>> Start

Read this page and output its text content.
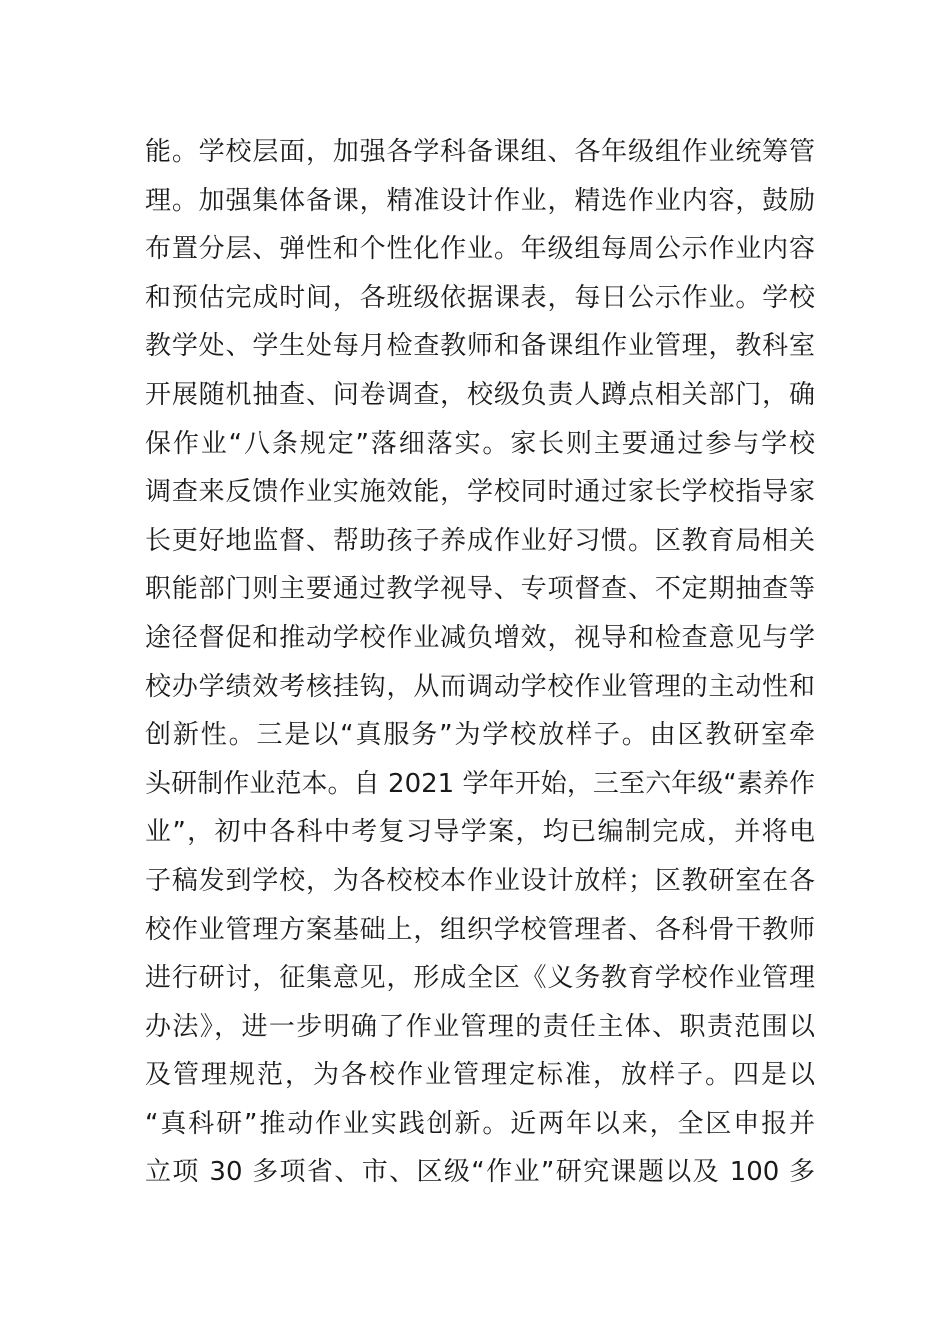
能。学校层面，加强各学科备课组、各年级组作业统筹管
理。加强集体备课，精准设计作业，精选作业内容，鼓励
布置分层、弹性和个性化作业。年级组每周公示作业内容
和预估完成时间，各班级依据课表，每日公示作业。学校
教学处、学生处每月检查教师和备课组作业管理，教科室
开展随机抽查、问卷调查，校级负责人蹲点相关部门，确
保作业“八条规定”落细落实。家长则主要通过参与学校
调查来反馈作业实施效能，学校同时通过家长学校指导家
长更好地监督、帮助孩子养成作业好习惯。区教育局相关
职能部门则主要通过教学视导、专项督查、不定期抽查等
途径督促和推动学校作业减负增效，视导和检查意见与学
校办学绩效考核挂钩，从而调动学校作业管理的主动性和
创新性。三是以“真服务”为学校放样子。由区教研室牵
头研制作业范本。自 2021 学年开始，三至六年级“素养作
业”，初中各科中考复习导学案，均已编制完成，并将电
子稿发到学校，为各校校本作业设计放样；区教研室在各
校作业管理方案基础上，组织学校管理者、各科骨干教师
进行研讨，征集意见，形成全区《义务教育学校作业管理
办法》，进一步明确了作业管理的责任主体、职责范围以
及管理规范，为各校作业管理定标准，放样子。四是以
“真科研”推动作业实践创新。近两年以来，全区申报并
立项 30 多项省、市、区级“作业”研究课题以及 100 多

>> End

* Given request
Each line above is to be copied verbatim. Drop any image from the copy.

* Result for this task
Read this page and output its text content.
能。学校层面，加强各学科备课组、各年级组作业统筹管
理。加强集体备课，精准设计作业，精选作业内容，鼓励
布置分层、弹性和个性化作业。年级组每周公示作业内容
和预估完成时间，各班级依据课表，每日公示作业。学校
教学处、学生处每月检查教师和备课组作业管理，教科室
开展随机抽查、问卷调查，校级负责人蹲点相关部门，确
保作业“八条规定”落细落实。家长则主要通过参与学校
调查来反馈作业实施效能，学校同时通过家长学校指导家
长更好地监督、帮助孩子养成作业好习惯。区教育局相关
职能部门则主要通过教学视导、专项督查、不定期抽查等
途径督促和推动学校作业减负增效，视导和检查意见与学
校办学绩效考核挂钩，从而调动学校作业管理的主动性和
创新性。三是以“真服务”为学校放样子。由区教研室牵
头研制作业范本。自 2021 学年开始，三至六年级“素养作
业”，初中各科中考复习导学案，均已编制完成，并将电
子稿发到学校，为各校校本作业设计放样；区教研室在各
校作业管理方案基础上，组织学校管理者、各科骨干教师
进行研讨，征集意见，形成全区《义务教育学校作业管理
办法》，进一步明确了作业管理的责任主体、职责范围以
及管理规范，为各校作业管理定标准，放样子。四是以
“真科研”推动作业实践创新。近两年以来，全区申报并
立项 30 多项省、市、区级“作业”研究课题以及 100 多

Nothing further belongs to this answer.